[start]

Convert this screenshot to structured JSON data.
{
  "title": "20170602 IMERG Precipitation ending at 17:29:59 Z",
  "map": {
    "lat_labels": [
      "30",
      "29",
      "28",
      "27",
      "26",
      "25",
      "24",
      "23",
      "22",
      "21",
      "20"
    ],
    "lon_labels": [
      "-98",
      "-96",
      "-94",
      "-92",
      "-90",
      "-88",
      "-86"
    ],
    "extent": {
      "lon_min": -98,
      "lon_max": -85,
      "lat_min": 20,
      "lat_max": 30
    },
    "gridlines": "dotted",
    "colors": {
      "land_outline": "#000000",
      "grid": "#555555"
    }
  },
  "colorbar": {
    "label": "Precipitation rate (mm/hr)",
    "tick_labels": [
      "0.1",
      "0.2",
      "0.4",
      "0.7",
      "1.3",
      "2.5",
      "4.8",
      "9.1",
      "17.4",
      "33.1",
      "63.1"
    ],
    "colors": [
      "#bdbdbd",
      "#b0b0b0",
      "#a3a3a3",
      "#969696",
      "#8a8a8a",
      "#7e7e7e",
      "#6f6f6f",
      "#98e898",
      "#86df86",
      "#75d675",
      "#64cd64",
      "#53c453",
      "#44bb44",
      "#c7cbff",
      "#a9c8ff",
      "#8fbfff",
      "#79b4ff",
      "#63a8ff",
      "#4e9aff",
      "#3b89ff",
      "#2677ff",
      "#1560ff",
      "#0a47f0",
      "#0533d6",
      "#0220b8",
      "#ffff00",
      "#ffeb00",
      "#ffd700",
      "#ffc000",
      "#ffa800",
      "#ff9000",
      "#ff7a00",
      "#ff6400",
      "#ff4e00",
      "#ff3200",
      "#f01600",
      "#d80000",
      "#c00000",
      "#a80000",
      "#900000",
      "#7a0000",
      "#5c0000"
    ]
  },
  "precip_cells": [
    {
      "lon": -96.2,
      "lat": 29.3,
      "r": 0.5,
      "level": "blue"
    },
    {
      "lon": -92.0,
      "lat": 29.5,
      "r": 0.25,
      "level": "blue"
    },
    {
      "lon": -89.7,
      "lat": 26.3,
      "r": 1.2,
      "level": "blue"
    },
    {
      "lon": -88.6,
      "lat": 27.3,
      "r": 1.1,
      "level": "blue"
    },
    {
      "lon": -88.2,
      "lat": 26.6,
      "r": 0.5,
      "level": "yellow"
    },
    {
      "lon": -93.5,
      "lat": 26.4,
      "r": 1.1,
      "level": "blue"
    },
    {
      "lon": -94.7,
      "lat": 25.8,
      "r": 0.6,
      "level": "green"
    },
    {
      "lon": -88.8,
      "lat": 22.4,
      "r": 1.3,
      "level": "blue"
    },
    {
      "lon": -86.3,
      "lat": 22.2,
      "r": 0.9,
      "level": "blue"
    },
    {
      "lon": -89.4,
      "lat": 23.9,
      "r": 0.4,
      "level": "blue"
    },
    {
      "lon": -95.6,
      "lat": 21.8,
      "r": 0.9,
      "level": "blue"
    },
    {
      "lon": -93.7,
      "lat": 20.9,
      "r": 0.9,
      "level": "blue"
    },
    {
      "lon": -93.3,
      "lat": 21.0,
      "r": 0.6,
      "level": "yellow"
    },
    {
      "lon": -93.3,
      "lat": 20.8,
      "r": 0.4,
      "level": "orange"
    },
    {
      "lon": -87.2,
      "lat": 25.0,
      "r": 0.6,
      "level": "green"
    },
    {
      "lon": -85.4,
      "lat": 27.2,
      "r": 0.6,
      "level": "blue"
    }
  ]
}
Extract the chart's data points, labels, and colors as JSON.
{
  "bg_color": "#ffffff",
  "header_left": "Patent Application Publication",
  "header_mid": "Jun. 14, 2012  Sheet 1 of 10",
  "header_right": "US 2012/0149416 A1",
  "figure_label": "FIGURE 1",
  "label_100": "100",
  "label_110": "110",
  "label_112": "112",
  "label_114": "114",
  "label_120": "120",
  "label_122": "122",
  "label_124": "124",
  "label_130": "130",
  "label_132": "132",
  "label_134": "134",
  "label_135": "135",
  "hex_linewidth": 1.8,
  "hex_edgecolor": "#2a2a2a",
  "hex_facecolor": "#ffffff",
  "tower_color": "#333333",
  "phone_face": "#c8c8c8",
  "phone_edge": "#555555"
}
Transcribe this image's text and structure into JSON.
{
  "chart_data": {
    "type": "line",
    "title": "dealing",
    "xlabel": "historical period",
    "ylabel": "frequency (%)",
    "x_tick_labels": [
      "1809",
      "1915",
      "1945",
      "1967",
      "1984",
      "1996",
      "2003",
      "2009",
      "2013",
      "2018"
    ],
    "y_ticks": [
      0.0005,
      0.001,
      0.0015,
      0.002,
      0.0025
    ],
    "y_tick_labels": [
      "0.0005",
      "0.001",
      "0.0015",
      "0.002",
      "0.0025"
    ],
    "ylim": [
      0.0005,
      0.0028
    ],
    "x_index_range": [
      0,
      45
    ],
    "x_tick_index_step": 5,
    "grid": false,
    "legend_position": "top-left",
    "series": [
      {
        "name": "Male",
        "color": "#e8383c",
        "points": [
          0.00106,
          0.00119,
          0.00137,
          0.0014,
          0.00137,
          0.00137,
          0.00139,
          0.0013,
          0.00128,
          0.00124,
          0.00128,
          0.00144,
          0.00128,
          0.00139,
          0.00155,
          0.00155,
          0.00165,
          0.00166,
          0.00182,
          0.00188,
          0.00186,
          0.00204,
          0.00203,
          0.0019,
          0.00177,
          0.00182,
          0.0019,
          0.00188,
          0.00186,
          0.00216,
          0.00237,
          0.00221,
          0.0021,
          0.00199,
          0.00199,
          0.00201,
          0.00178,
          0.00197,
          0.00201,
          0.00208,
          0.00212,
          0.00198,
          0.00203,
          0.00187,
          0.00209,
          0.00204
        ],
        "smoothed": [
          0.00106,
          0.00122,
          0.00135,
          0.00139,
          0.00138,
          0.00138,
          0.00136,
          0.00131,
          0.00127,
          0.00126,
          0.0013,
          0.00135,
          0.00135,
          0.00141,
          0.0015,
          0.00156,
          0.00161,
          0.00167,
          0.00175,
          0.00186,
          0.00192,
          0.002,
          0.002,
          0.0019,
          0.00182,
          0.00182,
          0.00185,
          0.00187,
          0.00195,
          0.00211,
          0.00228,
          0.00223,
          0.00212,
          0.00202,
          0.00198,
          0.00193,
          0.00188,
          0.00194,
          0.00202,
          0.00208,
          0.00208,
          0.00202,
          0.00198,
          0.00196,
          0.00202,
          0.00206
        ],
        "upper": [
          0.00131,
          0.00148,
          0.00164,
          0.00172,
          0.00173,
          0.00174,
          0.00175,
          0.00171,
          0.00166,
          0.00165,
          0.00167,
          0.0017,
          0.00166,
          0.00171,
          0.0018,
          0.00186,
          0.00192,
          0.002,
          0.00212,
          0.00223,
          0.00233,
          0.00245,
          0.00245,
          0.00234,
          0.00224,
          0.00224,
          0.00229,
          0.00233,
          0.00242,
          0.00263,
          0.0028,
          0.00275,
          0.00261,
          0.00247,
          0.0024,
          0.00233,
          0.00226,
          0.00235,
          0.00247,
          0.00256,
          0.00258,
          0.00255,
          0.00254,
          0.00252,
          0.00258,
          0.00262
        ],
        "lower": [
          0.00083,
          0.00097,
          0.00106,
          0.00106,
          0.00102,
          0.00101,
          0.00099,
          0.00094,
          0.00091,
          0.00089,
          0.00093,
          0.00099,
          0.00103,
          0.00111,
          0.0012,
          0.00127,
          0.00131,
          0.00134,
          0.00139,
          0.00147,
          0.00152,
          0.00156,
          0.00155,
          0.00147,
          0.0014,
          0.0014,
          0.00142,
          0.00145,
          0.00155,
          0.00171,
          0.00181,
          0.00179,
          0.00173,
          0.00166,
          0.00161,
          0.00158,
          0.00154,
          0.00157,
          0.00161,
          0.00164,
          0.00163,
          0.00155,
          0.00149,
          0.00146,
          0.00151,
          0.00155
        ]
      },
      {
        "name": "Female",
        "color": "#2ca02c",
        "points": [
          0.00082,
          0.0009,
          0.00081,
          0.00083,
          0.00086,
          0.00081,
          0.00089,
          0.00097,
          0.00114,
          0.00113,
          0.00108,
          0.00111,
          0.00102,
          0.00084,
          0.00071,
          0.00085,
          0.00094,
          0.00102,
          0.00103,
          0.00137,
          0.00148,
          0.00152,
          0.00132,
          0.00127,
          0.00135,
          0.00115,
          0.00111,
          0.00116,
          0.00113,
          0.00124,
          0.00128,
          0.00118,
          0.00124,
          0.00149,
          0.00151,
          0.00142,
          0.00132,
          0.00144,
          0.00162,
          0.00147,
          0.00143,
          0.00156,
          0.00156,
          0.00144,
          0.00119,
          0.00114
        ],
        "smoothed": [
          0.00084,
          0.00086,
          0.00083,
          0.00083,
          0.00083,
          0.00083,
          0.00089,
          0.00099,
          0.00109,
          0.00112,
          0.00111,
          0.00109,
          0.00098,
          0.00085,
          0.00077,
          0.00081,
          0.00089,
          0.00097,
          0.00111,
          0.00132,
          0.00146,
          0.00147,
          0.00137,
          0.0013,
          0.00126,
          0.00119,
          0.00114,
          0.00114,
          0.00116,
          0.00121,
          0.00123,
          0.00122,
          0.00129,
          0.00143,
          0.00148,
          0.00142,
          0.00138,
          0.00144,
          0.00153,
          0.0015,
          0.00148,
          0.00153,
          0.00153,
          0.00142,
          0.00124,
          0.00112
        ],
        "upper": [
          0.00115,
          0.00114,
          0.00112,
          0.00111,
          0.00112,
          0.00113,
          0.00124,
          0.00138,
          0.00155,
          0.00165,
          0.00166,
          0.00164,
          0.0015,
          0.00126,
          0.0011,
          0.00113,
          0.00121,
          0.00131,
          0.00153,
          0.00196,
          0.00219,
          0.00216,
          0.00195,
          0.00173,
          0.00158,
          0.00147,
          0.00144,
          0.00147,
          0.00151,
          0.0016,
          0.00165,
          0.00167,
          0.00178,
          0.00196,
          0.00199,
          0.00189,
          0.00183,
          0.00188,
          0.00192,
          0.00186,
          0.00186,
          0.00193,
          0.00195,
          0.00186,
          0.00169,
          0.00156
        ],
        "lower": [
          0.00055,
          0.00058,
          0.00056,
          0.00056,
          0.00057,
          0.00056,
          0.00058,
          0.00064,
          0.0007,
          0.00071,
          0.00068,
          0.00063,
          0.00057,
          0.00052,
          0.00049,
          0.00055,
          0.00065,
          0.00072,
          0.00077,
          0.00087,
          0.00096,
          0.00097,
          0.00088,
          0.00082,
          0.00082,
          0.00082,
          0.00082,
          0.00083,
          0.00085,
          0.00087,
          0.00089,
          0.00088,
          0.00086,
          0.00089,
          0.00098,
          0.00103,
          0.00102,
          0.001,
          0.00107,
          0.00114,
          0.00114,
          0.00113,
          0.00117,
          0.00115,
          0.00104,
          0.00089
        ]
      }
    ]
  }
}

[end]

▶ TASK BRIEF
Copy out each line in the preceding records that contains "JSON".

▶ RESPONSE FOR THIS EXERCISE
Convert this screenshot to structured JSON data.
Extract the chart's data points, labels, and colors as JSON.
Transcribe this image's text and structure into JSON.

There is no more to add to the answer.